▶ **WHAT THE EXERCISE ASKS**
With the images removed, repeat the data below exactly.

▶ **Collected data entries**

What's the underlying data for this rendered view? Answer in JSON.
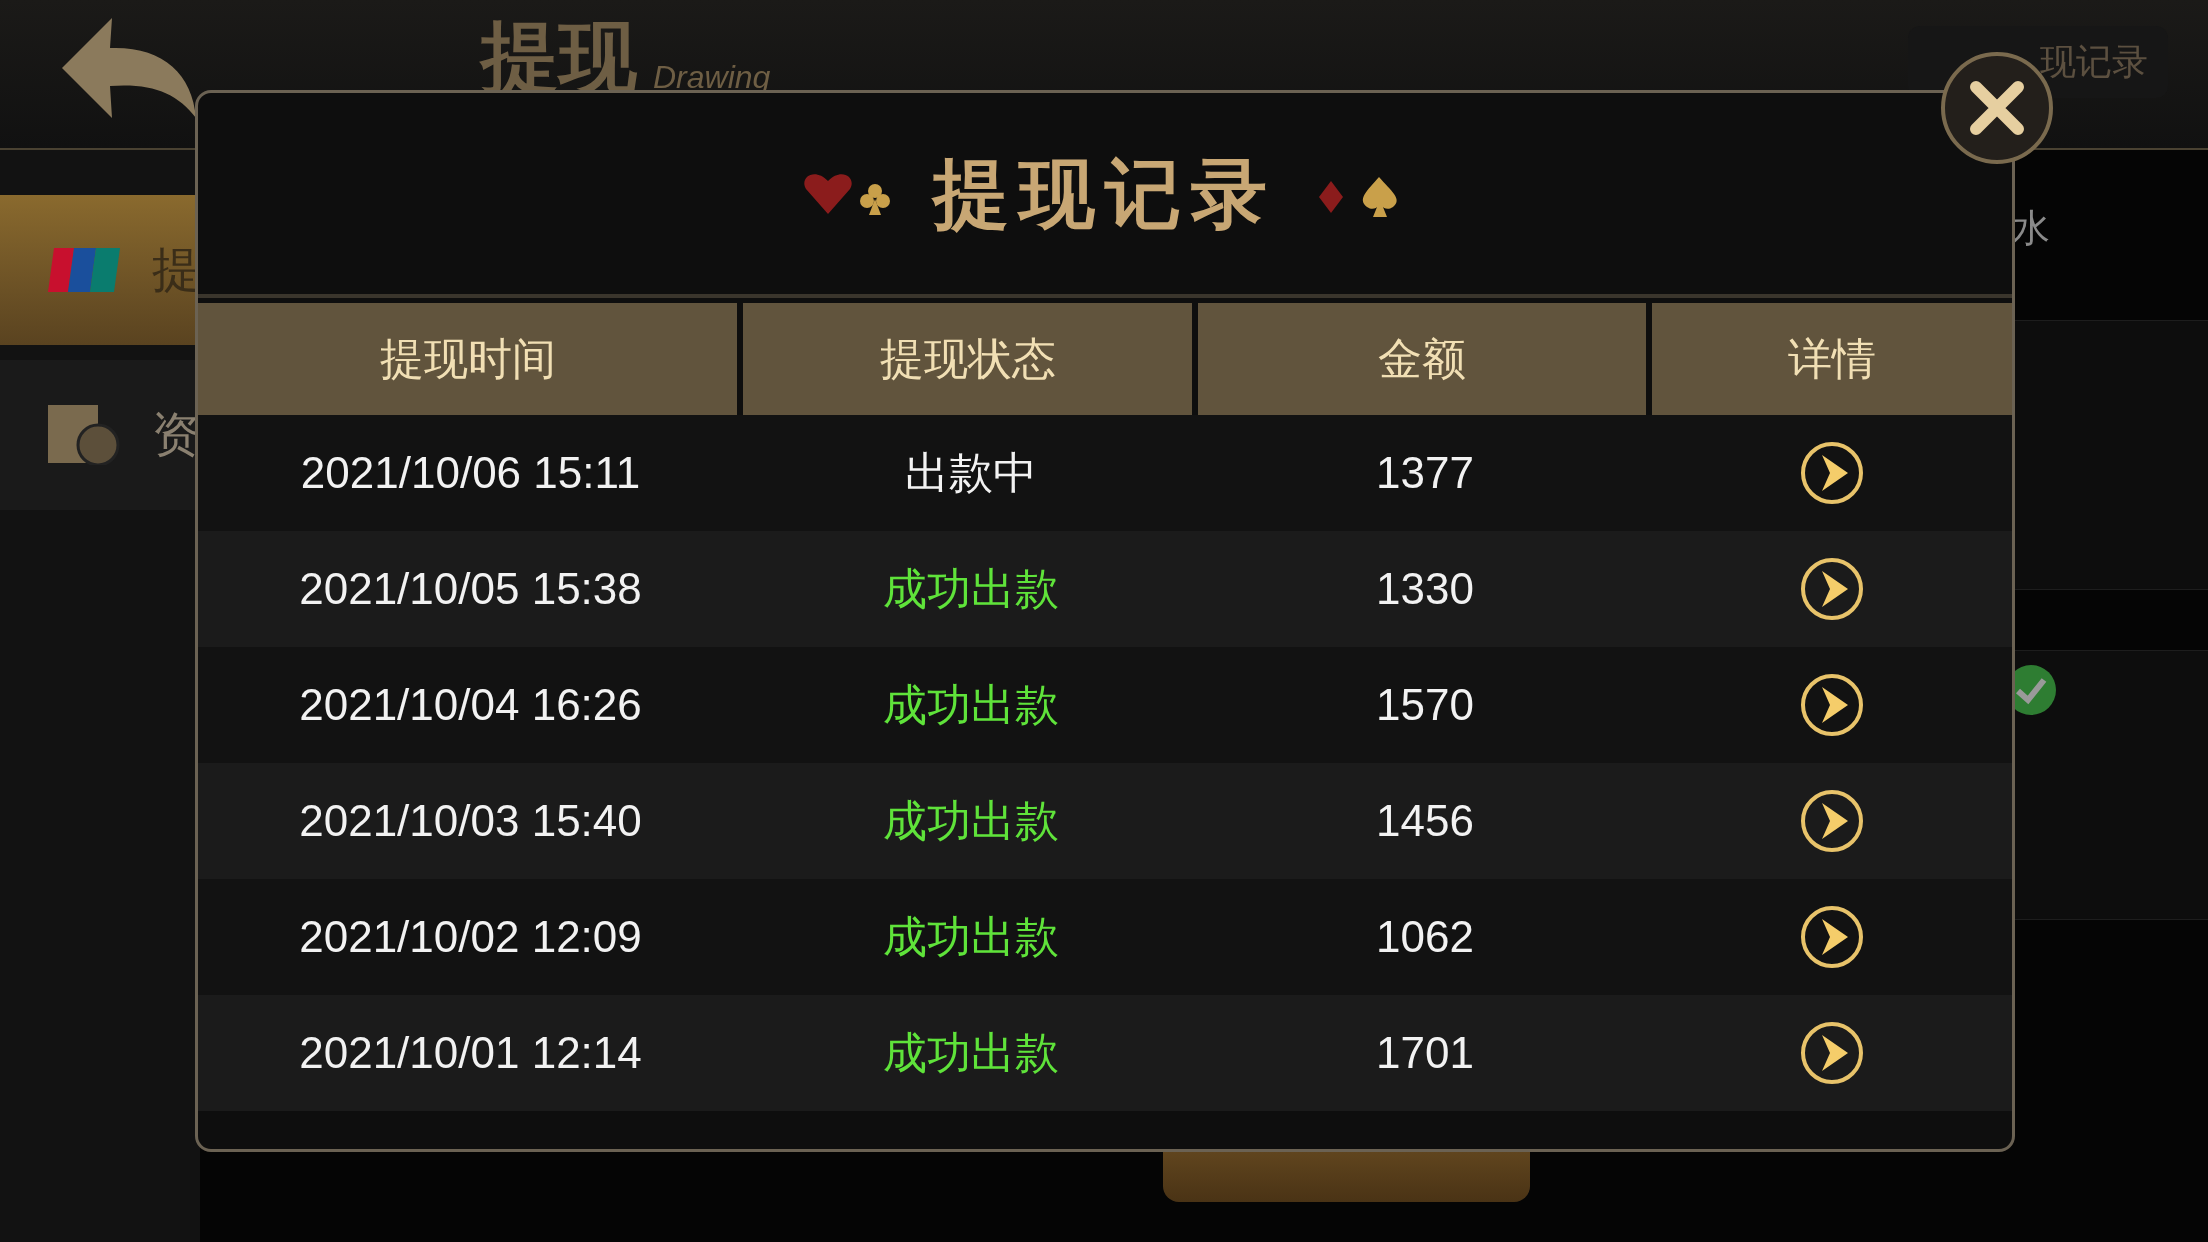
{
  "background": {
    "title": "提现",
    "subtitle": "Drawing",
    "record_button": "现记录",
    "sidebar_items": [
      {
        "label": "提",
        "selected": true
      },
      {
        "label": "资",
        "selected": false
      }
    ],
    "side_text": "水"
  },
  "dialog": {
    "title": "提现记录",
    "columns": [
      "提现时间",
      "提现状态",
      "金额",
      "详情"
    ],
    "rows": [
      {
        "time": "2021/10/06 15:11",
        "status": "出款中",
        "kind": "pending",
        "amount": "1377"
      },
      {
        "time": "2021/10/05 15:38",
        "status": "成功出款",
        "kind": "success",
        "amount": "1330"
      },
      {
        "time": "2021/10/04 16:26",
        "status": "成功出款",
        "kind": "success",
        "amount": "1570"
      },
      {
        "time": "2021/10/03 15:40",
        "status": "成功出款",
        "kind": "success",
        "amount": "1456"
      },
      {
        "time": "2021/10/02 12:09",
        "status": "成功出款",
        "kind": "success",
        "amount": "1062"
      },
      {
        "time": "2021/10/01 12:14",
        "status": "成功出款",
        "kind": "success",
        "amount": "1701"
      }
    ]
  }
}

▶ **ANSWER TO THIS EXERCISE**
What's the underlying data for this rendered view? Answer in JSON.
{
  "background": {
    "title": "提现",
    "subtitle": "Drawing",
    "record_button": "现记录",
    "sidebar_items": [
      {
        "label": "提",
        "selected": true
      },
      {
        "label": "资",
        "selected": false
      }
    ],
    "side_text": "水"
  },
  "dialog": {
    "title": "提现记录",
    "columns": [
      "提现时间",
      "提现状态",
      "金额",
      "详情"
    ],
    "rows": [
      {
        "time": "2021/10/06 15:11",
        "status": "出款中",
        "kind": "pending",
        "amount": "1377"
      },
      {
        "time": "2021/10/05 15:38",
        "status": "成功出款",
        "kind": "success",
        "amount": "1330"
      },
      {
        "time": "2021/10/04 16:26",
        "status": "成功出款",
        "kind": "success",
        "amount": "1570"
      },
      {
        "time": "2021/10/03 15:40",
        "status": "成功出款",
        "kind": "success",
        "amount": "1456"
      },
      {
        "time": "2021/10/02 12:09",
        "status": "成功出款",
        "kind": "success",
        "amount": "1062"
      },
      {
        "time": "2021/10/01 12:14",
        "status": "成功出款",
        "kind": "success",
        "amount": "1701"
      }
    ]
  }
}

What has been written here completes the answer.